Return each of the entries below precisely, with no pictures in the result.
-- Data for analysis follows --
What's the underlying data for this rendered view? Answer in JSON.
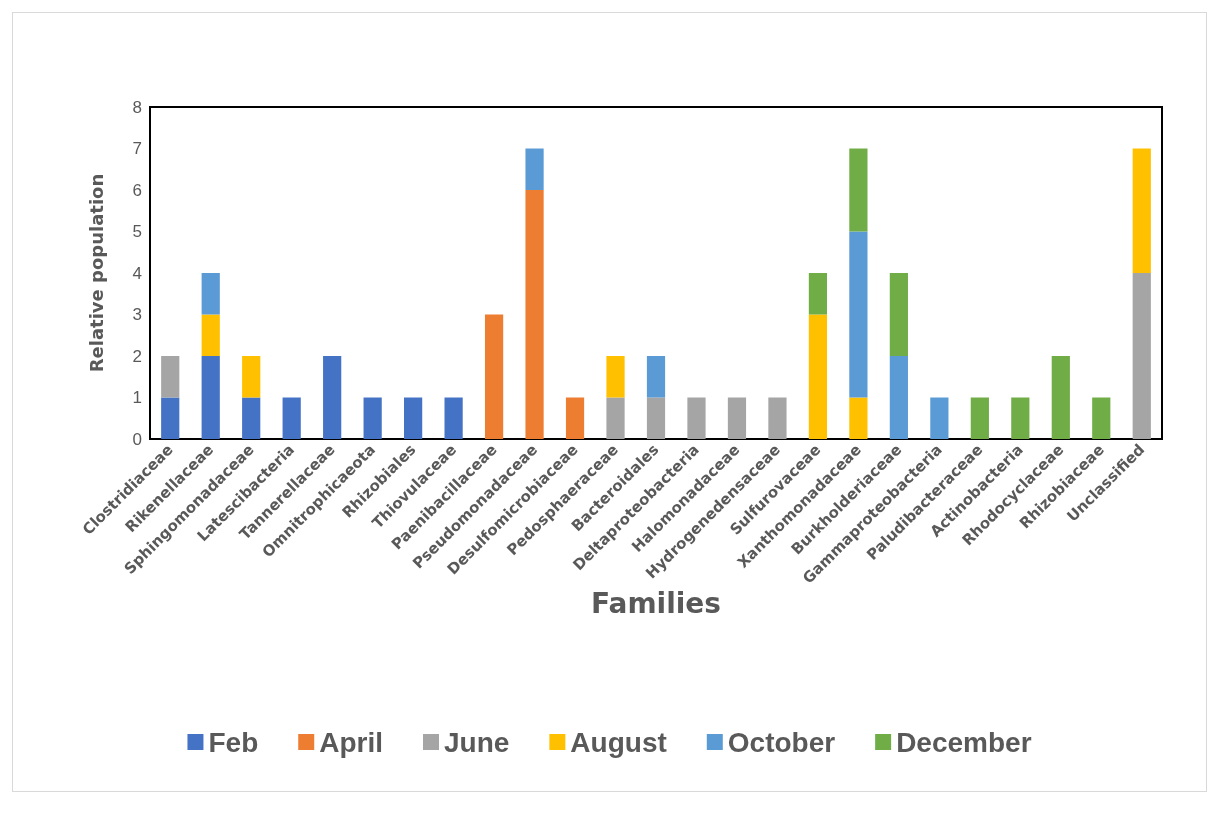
{
  "chart_data": {
    "type": "bar",
    "stacked": true,
    "xlabel": "Families",
    "ylabel": "Relative population",
    "ylim": [
      0,
      8
    ],
    "yticks": [
      0,
      1,
      2,
      3,
      4,
      5,
      6,
      7,
      8
    ],
    "grid": false,
    "legend": "bottom",
    "categories": [
      "Clostridiaceae",
      "Rikenellaceae",
      "Sphingomonadaceae",
      "Latescibacteria",
      "Tannerellaceae",
      "Omnitrophicaeota",
      "Rhizobiales",
      "Thiovulaceae",
      "Paenibacillaceae",
      "Pseudomonadaceae",
      "Desulfomicrobiaceae",
      "Pedosphaeraceae",
      "Bacteroidales",
      "Deltaproteobacteria",
      "Halomonadaceae",
      "Hydrogenedensaceae",
      "Sulfurovaceae",
      "Xanthomonadaceae",
      "Burkholderiaceae",
      "Gammaproteobacteria",
      "Paludibacteraceae",
      "Actinobacteria",
      "Rhodocyclaceae",
      "Rhizobiaceae",
      "Unclassified"
    ],
    "series": [
      {
        "name": "Feb",
        "color": "#4472c4",
        "values": [
          1,
          2,
          1,
          1,
          2,
          1,
          1,
          1,
          null,
          null,
          null,
          null,
          null,
          null,
          null,
          null,
          null,
          null,
          null,
          null,
          null,
          null,
          null,
          null,
          null
        ]
      },
      {
        "name": "April",
        "color": "#ed7d31",
        "values": [
          null,
          null,
          null,
          null,
          null,
          null,
          null,
          null,
          3,
          6,
          1,
          null,
          null,
          null,
          null,
          null,
          null,
          null,
          null,
          null,
          null,
          null,
          null,
          null,
          null
        ]
      },
      {
        "name": "June",
        "color": "#a5a5a5",
        "values": [
          1,
          null,
          null,
          null,
          null,
          null,
          null,
          null,
          null,
          null,
          null,
          1,
          1,
          1,
          1,
          1,
          null,
          null,
          null,
          null,
          null,
          null,
          null,
          null,
          4
        ]
      },
      {
        "name": "August",
        "color": "#ffc000",
        "values": [
          null,
          1,
          1,
          null,
          null,
          null,
          null,
          null,
          null,
          null,
          null,
          1,
          null,
          null,
          null,
          null,
          3,
          1,
          null,
          null,
          null,
          null,
          null,
          null,
          3
        ]
      },
      {
        "name": "October",
        "color": "#5b9bd5",
        "values": [
          null,
          1,
          null,
          null,
          null,
          null,
          null,
          null,
          null,
          1,
          null,
          null,
          1,
          null,
          null,
          null,
          null,
          4,
          2,
          1,
          null,
          null,
          null,
          null,
          null
        ]
      },
      {
        "name": "December",
        "color": "#70ad47",
        "values": [
          null,
          null,
          null,
          null,
          null,
          null,
          null,
          null,
          null,
          null,
          null,
          null,
          null,
          null,
          null,
          null,
          1,
          2,
          2,
          null,
          1,
          1,
          2,
          1,
          null
        ]
      }
    ]
  }
}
-- Data for analysis concluded --
The answer:
What's the underlying data for this rendered view? Answer in JSON.
{
  "chart_data": {
    "type": "bar",
    "stacked": true,
    "xlabel": "Families",
    "ylabel": "Relative population",
    "ylim": [
      0,
      8
    ],
    "yticks": [
      0,
      1,
      2,
      3,
      4,
      5,
      6,
      7,
      8
    ],
    "grid": false,
    "legend": "bottom",
    "categories": [
      "Clostridiaceae",
      "Rikenellaceae",
      "Sphingomonadaceae",
      "Latescibacteria",
      "Tannerellaceae",
      "Omnitrophicaeota",
      "Rhizobiales",
      "Thiovulaceae",
      "Paenibacillaceae",
      "Pseudomonadaceae",
      "Desulfomicrobiaceae",
      "Pedosphaeraceae",
      "Bacteroidales",
      "Deltaproteobacteria",
      "Halomonadaceae",
      "Hydrogenedensaceae",
      "Sulfurovaceae",
      "Xanthomonadaceae",
      "Burkholderiaceae",
      "Gammaproteobacteria",
      "Paludibacteraceae",
      "Actinobacteria",
      "Rhodocyclaceae",
      "Rhizobiaceae",
      "Unclassified"
    ],
    "series": [
      {
        "name": "Feb",
        "color": "#4472c4",
        "values": [
          1,
          2,
          1,
          1,
          2,
          1,
          1,
          1,
          null,
          null,
          null,
          null,
          null,
          null,
          null,
          null,
          null,
          null,
          null,
          null,
          null,
          null,
          null,
          null,
          null
        ]
      },
      {
        "name": "April",
        "color": "#ed7d31",
        "values": [
          null,
          null,
          null,
          null,
          null,
          null,
          null,
          null,
          3,
          6,
          1,
          null,
          null,
          null,
          null,
          null,
          null,
          null,
          null,
          null,
          null,
          null,
          null,
          null,
          null
        ]
      },
      {
        "name": "June",
        "color": "#a5a5a5",
        "values": [
          1,
          null,
          null,
          null,
          null,
          null,
          null,
          null,
          null,
          null,
          null,
          1,
          1,
          1,
          1,
          1,
          null,
          null,
          null,
          null,
          null,
          null,
          null,
          null,
          4
        ]
      },
      {
        "name": "August",
        "color": "#ffc000",
        "values": [
          null,
          1,
          1,
          null,
          null,
          null,
          null,
          null,
          null,
          null,
          null,
          1,
          null,
          null,
          null,
          null,
          3,
          1,
          null,
          null,
          null,
          null,
          null,
          null,
          3
        ]
      },
      {
        "name": "October",
        "color": "#5b9bd5",
        "values": [
          null,
          1,
          null,
          null,
          null,
          null,
          null,
          null,
          null,
          1,
          null,
          null,
          1,
          null,
          null,
          null,
          null,
          4,
          2,
          1,
          null,
          null,
          null,
          null,
          null
        ]
      },
      {
        "name": "December",
        "color": "#70ad47",
        "values": [
          null,
          null,
          null,
          null,
          null,
          null,
          null,
          null,
          null,
          null,
          null,
          null,
          null,
          null,
          null,
          null,
          1,
          2,
          2,
          null,
          1,
          1,
          2,
          1,
          null
        ]
      }
    ]
  }
}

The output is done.